GOAL OF THE EXERCISE => Type out all the records word for word. Any pictures are to be left out.

PROVIDED RECORDS =>

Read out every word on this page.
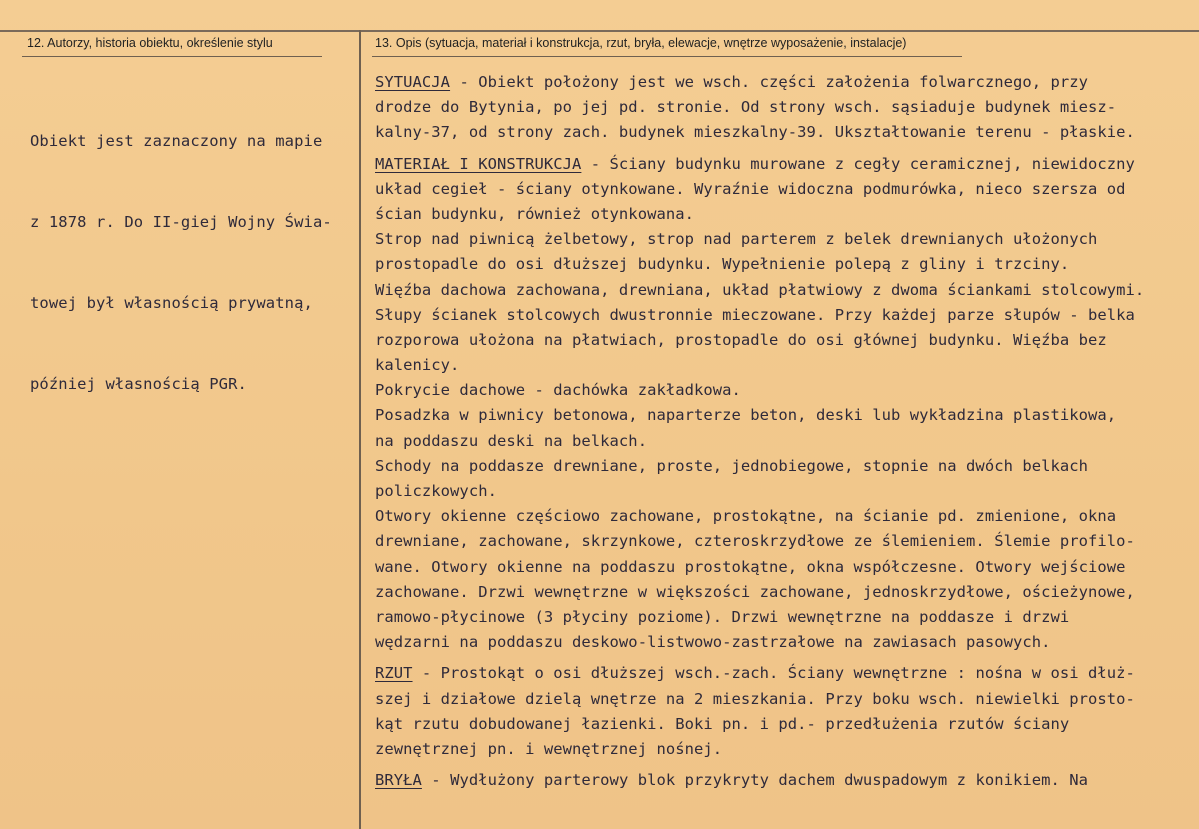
12. Autorzy, historia obiektu, określenie stylu	13. Opis (sytuacja, materiał i konstrukcja, rzut, bryła, elewacje, wnętrze wyposażenie, instalacje)

Obiekt jest zaznaczony na mapie

z 1878 r. Do II-giej Wojny Świa-

towej był własnością prywatną,

później własnością PGR.

SYTUACJA - Obiekt położony jest we wsch. części założenia folwarcznego, przy
drodze do Bytynia, po jej pd. stronie. Od strony wsch. sąsiaduje budynek miesz-
kalny-37, od strony zach. budynek mieszkalny-39. Ukształtowanie terenu - płaskie.
MATERIAŁ I KONSTRUKCJA - Ściany budynku murowane z cegły ceramicznej, niewidoczny
układ cegieł - ściany otynkowane. Wyraźnie widoczna podmurówka, nieco szersza od
ścian budynku, również otynkowana.
Strop nad piwnicą żelbetowy, strop nad parterem z belek drewnianych ułożonych
prostopadle do osi dłuższej budynku. Wypełnienie polepą z gliny i trzciny.
Więźba dachowa zachowana, drewniana, układ płatwiowy z dwoma ściankami stolcowymi.
Słupy ścianek stolcowych dwustronnie mieczowane. Przy każdej parze słupów - belka
rozporowa ułożona na płatwiach, prostopadle do osi głównej budynku. Więźba bez
kalenicy.
Pokrycie dachowe - dachówka zakładkowa.
Posadzka w piwnicy betonowa, naparterze beton, deski lub wykładzina plastikowa,
na poddaszu deski na belkach.
Schody na poddasze drewniane, proste, jednobiegowe, stopnie na dwóch belkach
policzkowych.
Otwory okienne częściowo zachowane, prostokątne, na ścianie pd. zmienione, okna
drewniane, zachowane, skrzynkowe, czteroskrzydłowe ze ślemieniem. Ślemie profilo-
wane. Otwory okienne na poddaszu prostokątne, okna współczesne. Otwory wejściowe
zachowane. Drzwi wewnętrzne w większości zachowane, jednoskrzydłowe, ościeżynowe,
ramowo-płycinowe (3 płyciny poziome). Drzwi wewnętrzne na poddasze i drzwi
wędzarni na poddaszu deskowo-listwowo-zastrzałowe na zawiasach pasowych.
RZUT - Prostokąt o osi dłuższej wsch.-zach. Ściany wewnętrzne : nośna w osi dłuż-
szej i działowe dzielą wnętrze na 2 mieszkania. Przy boku wsch. niewielki prosto-
kąt rzutu dobudowanej łazienki. Boki pn. i pd.- przedłużenia rzutów ściany
zewnętrznej pn. i wewnętrznej nośnej.
BRYŁA - Wydłużony parterowy blok przykryty dachem dwuspadowym z konikiem. Na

RESPONSE TO THE TASK =>
Read out every word on this page.
12. Autorzy, historia obiektu, określenie stylu	13. Opis (sytuacja, materiał i konstrukcja, rzut, bryła, elewacje, wnętrze wyposażenie, instalacje)

Obiekt jest zaznaczony na mapie

z 1878 r. Do II-giej Wojny Świa-

towej był własnością prywatną,

później własnością PGR.

SYTUACJA - Obiekt położony jest we wsch. części założenia folwarcznego, przy
drodze do Bytynia, po jej pd. stronie. Od strony wsch. sąsiaduje budynek miesz-
kalny-37, od strony zach. budynek mieszkalny-39. Ukształtowanie terenu - płaskie.
MATERIAŁ I KONSTRUKCJA - Ściany budynku murowane z cegły ceramicznej, niewidoczny
układ cegieł - ściany otynkowane. Wyraźnie widoczna podmurówka, nieco szersza od
ścian budynku, również otynkowana.
Strop nad piwnicą żelbetowy, strop nad parterem z belek drewnianych ułożonych
prostopadle do osi dłuższej budynku. Wypełnienie polepą z gliny i trzciny.
Więźba dachowa zachowana, drewniana, układ płatwiowy z dwoma ściankami stolcowymi.
Słupy ścianek stolcowych dwustronnie mieczowane. Przy każdej parze słupów - belka
rozporowa ułożona na płatwiach, prostopadle do osi głównej budynku. Więźba bez
kalenicy.
Pokrycie dachowe - dachówka zakładkowa.
Posadzka w piwnicy betonowa, naparterze beton, deski lub wykładzina plastikowa,
na poddaszu deski na belkach.
Schody na poddasze drewniane, proste, jednobiegowe, stopnie na dwóch belkach
policzkowych.
Otwory okienne częściowo zachowane, prostokątne, na ścianie pd. zmienione, okna
drewniane, zachowane, skrzynkowe, czteroskrzydłowe ze ślemieniem. Ślemie profilo-
wane. Otwory okienne na poddaszu prostokątne, okna współczesne. Otwory wejściowe
zachowane. Drzwi wewnętrzne w większości zachowane, jednoskrzydłowe, ościeżynowe,
ramowo-płycinowe (3 płyciny poziome). Drzwi wewnętrzne na poddasze i drzwi
wędzarni na poddaszu deskowo-listwowo-zastrzałowe na zawiasach pasowych.
RZUT - Prostokąt o osi dłuższej wsch.-zach. Ściany wewnętrzne : nośna w osi dłuż-
szej i działowe dzielą wnętrze na 2 mieszkania. Przy boku wsch. niewielki prosto-
kąt rzutu dobudowanej łazienki. Boki pn. i pd.- przedłużenia rzutów ściany
zewnętrznej pn. i wewnętrznej nośnej.
BRYŁA - Wydłużony parterowy blok przykryty dachem dwuspadowym z konikiem. Na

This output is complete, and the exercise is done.